======== GIVEN INFORMATION ========
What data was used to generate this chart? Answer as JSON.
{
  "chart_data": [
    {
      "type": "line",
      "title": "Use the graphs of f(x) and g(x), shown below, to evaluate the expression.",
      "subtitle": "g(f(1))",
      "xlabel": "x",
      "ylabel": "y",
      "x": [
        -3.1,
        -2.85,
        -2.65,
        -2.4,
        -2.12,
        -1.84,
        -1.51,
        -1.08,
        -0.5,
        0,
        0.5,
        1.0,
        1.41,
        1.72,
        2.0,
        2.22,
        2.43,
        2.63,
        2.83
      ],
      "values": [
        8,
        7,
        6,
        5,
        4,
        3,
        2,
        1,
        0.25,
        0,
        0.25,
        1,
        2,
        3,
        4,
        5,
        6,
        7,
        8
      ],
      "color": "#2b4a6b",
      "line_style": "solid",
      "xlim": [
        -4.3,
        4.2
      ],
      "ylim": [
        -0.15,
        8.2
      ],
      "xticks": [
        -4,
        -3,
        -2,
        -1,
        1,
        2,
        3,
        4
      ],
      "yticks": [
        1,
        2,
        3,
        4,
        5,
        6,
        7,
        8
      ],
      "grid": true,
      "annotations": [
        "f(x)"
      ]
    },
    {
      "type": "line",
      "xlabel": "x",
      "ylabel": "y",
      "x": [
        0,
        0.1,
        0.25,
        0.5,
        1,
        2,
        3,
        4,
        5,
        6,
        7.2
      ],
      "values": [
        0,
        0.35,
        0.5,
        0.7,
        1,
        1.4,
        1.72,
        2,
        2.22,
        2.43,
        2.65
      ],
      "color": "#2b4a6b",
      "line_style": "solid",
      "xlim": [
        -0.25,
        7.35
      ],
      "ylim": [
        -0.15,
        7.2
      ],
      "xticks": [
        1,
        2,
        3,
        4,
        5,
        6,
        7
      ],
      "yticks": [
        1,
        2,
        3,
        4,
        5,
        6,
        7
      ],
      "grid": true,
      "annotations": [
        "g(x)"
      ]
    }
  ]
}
========
» TASK INSTRUCTIONS
Would you give the material above again, complete and exact?

» TASK OUTPUT
What data was used to generate this chart? Answer as JSON.
{
  "chart_data": [
    {
      "type": "line",
      "title": "Use the graphs of f(x) and g(x), shown below, to evaluate the expression.",
      "subtitle": "g(f(1))",
      "xlabel": "x",
      "ylabel": "y",
      "x": [
        -3.1,
        -2.85,
        -2.65,
        -2.4,
        -2.12,
        -1.84,
        -1.51,
        -1.08,
        -0.5,
        0,
        0.5,
        1.0,
        1.41,
        1.72,
        2.0,
        2.22,
        2.43,
        2.63,
        2.83
      ],
      "values": [
        8,
        7,
        6,
        5,
        4,
        3,
        2,
        1,
        0.25,
        0,
        0.25,
        1,
        2,
        3,
        4,
        5,
        6,
        7,
        8
      ],
      "color": "#2b4a6b",
      "line_style": "solid",
      "xlim": [
        -4.3,
        4.2
      ],
      "ylim": [
        -0.15,
        8.2
      ],
      "xticks": [
        -4,
        -3,
        -2,
        -1,
        1,
        2,
        3,
        4
      ],
      "yticks": [
        1,
        2,
        3,
        4,
        5,
        6,
        7,
        8
      ],
      "grid": true,
      "annotations": [
        "f(x)"
      ]
    },
    {
      "type": "line",
      "xlabel": "x",
      "ylabel": "y",
      "x": [
        0,
        0.1,
        0.25,
        0.5,
        1,
        2,
        3,
        4,
        5,
        6,
        7.2
      ],
      "values": [
        0,
        0.35,
        0.5,
        0.7,
        1,
        1.4,
        1.72,
        2,
        2.22,
        2.43,
        2.65
      ],
      "color": "#2b4a6b",
      "line_style": "solid",
      "xlim": [
        -0.25,
        7.35
      ],
      "ylim": [
        -0.15,
        7.2
      ],
      "xticks": [
        1,
        2,
        3,
        4,
        5,
        6,
        7
      ],
      "yticks": [
        1,
        2,
        3,
        4,
        5,
        6,
        7
      ],
      "grid": true,
      "annotations": [
        "g(x)"
      ]
    }
  ]
}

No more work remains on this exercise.